= Task statement =
Print the listing below exactly.

= Provided records =
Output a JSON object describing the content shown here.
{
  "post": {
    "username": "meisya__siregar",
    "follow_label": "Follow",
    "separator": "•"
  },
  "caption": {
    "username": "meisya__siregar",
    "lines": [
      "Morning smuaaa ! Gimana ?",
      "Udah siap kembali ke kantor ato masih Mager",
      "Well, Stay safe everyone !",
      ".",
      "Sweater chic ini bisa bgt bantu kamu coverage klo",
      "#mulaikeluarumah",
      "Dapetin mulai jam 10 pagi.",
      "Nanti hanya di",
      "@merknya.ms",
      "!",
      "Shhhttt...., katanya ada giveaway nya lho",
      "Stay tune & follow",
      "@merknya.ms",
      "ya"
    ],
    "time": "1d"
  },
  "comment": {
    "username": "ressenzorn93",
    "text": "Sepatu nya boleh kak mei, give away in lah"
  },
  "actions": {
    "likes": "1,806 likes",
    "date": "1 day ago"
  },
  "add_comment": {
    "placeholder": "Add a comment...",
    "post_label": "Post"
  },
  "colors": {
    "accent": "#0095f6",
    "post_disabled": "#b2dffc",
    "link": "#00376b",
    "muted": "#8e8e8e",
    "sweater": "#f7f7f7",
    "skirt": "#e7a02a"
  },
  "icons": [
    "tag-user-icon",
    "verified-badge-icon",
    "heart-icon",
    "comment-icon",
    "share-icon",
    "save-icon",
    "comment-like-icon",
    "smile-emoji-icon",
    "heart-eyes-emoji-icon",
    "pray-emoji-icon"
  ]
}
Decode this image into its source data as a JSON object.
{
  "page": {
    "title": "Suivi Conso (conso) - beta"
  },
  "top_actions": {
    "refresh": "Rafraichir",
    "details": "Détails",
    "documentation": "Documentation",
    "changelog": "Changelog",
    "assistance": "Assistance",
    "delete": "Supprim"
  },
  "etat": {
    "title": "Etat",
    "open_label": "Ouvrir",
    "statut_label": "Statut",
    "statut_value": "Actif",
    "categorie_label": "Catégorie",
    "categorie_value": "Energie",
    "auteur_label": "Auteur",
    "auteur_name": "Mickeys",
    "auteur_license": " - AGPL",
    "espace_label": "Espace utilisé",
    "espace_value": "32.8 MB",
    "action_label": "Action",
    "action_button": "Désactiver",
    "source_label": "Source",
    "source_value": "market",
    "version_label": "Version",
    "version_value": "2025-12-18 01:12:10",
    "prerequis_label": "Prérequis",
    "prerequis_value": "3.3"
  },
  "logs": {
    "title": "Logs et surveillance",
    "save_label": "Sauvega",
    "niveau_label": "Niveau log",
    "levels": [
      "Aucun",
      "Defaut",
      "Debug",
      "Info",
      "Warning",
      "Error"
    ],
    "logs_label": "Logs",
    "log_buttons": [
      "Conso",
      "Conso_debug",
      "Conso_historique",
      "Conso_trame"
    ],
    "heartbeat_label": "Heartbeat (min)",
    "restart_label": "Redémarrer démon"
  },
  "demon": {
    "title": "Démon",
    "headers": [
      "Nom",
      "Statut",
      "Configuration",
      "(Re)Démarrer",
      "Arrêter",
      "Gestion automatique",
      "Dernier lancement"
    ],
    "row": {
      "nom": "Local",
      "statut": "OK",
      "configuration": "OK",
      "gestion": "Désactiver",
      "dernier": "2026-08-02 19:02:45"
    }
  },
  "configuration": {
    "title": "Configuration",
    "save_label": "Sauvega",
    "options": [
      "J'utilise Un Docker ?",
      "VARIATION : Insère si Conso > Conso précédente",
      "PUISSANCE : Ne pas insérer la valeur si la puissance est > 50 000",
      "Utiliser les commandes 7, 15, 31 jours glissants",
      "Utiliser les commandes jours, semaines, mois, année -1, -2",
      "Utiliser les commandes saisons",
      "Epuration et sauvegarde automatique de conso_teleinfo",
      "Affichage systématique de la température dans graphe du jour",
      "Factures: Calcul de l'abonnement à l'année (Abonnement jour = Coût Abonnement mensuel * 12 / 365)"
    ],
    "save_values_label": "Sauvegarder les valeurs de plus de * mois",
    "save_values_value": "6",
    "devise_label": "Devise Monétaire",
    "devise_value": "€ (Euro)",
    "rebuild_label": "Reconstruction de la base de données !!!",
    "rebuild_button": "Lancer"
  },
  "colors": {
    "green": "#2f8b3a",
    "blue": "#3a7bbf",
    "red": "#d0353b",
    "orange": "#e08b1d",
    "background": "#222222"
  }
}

= Result for this task =
Output a JSON object describing the content shown here.
{
  "post": {
    "username": "meisya__siregar",
    "follow_label": "Follow",
    "separator": "•"
  },
  "caption": {
    "username": "meisya__siregar",
    "lines": [
      "Morning smuaaa ! Gimana ?",
      "Udah siap kembali ke kantor ato masih Mager",
      "Well, Stay safe everyone !",
      ".",
      "Sweater chic ini bisa bgt bantu kamu coverage klo",
      "#mulaikeluarumah",
      "Dapetin mulai jam 10 pagi.",
      "Nanti hanya di",
      "@merknya.ms",
      "!",
      "Shhhttt...., katanya ada giveaway nya lho",
      "Stay tune & follow",
      "@merknya.ms",
      "ya"
    ],
    "time": "1d"
  },
  "comment": {
    "username": "ressenzorn93",
    "text": "Sepatu nya boleh kak mei, give away in lah"
  },
  "actions": {
    "likes": "1,806 likes",
    "date": "1 day ago"
  },
  "add_comment": {
    "placeholder": "Add a comment...",
    "post_label": "Post"
  },
  "colors": {
    "accent": "#0095f6",
    "post_disabled": "#b2dffc",
    "link": "#00376b",
    "muted": "#8e8e8e",
    "sweater": "#f7f7f7",
    "skirt": "#e7a02a"
  },
  "icons": [
    "tag-user-icon",
    "verified-badge-icon",
    "heart-icon",
    "comment-icon",
    "share-icon",
    "save-icon",
    "comment-like-icon",
    "smile-emoji-icon",
    "heart-eyes-emoji-icon",
    "pray-emoji-icon"
  ]
}
Decode this image into its source data as a JSON object.
{
  "page": {
    "title": "Suivi Conso (conso) - beta"
  },
  "top_actions": {
    "refresh": "Rafraichir",
    "details": "Détails",
    "documentation": "Documentation",
    "changelog": "Changelog",
    "assistance": "Assistance",
    "delete": "Supprim"
  },
  "etat": {
    "title": "Etat",
    "open_label": "Ouvrir",
    "statut_label": "Statut",
    "statut_value": "Actif",
    "categorie_label": "Catégorie",
    "categorie_value": "Energie",
    "auteur_label": "Auteur",
    "auteur_name": "Mickeys",
    "auteur_license": " - AGPL",
    "espace_label": "Espace utilisé",
    "espace_value": "32.8 MB",
    "action_label": "Action",
    "action_button": "Désactiver",
    "source_label": "Source",
    "source_value": "market",
    "version_label": "Version",
    "version_value": "2025-12-18 01:12:10",
    "prerequis_label": "Prérequis",
    "prerequis_value": "3.3"
  },
  "logs": {
    "title": "Logs et surveillance",
    "save_label": "Sauvega",
    "niveau_label": "Niveau log",
    "levels": [
      "Aucun",
      "Defaut",
      "Debug",
      "Info",
      "Warning",
      "Error"
    ],
    "logs_label": "Logs",
    "log_buttons": [
      "Conso",
      "Conso_debug",
      "Conso_historique",
      "Conso_trame"
    ],
    "heartbeat_label": "Heartbeat (min)",
    "restart_label": "Redémarrer démon"
  },
  "demon": {
    "title": "Démon",
    "headers": [
      "Nom",
      "Statut",
      "Configuration",
      "(Re)Démarrer",
      "Arrêter",
      "Gestion automatique",
      "Dernier lancement"
    ],
    "row": {
      "nom": "Local",
      "statut": "OK",
      "configuration": "OK",
      "gestion": "Désactiver",
      "dernier": "2026-08-02 19:02:45"
    }
  },
  "configuration": {
    "title": "Configuration",
    "save_label": "Sauvega",
    "options": [
      "J'utilise Un Docker ?",
      "VARIATION : Insère si Conso > Conso précédente",
      "PUISSANCE : Ne pas insérer la valeur si la puissance est > 50 000",
      "Utiliser les commandes 7, 15, 31 jours glissants",
      "Utiliser les commandes jours, semaines, mois, année -1, -2",
      "Utiliser les commandes saisons",
      "Epuration et sauvegarde automatique de conso_teleinfo",
      "Affichage systématique de la température dans graphe du jour",
      "Factures: Calcul de l'abonnement à l'année (Abonnement jour = Coût Abonnement mensuel * 12 / 365)"
    ],
    "save_values_label": "Sauvegarder les valeurs de plus de * mois",
    "save_values_value": "6",
    "devise_label": "Devise Monétaire",
    "devise_value": "€ (Euro)",
    "rebuild_label": "Reconstruction de la base de données !!!",
    "rebuild_button": "Lancer"
  },
  "colors": {
    "green": "#2f8b3a",
    "blue": "#3a7bbf",
    "red": "#d0353b",
    "orange": "#e08b1d",
    "background": "#222222"
  }
}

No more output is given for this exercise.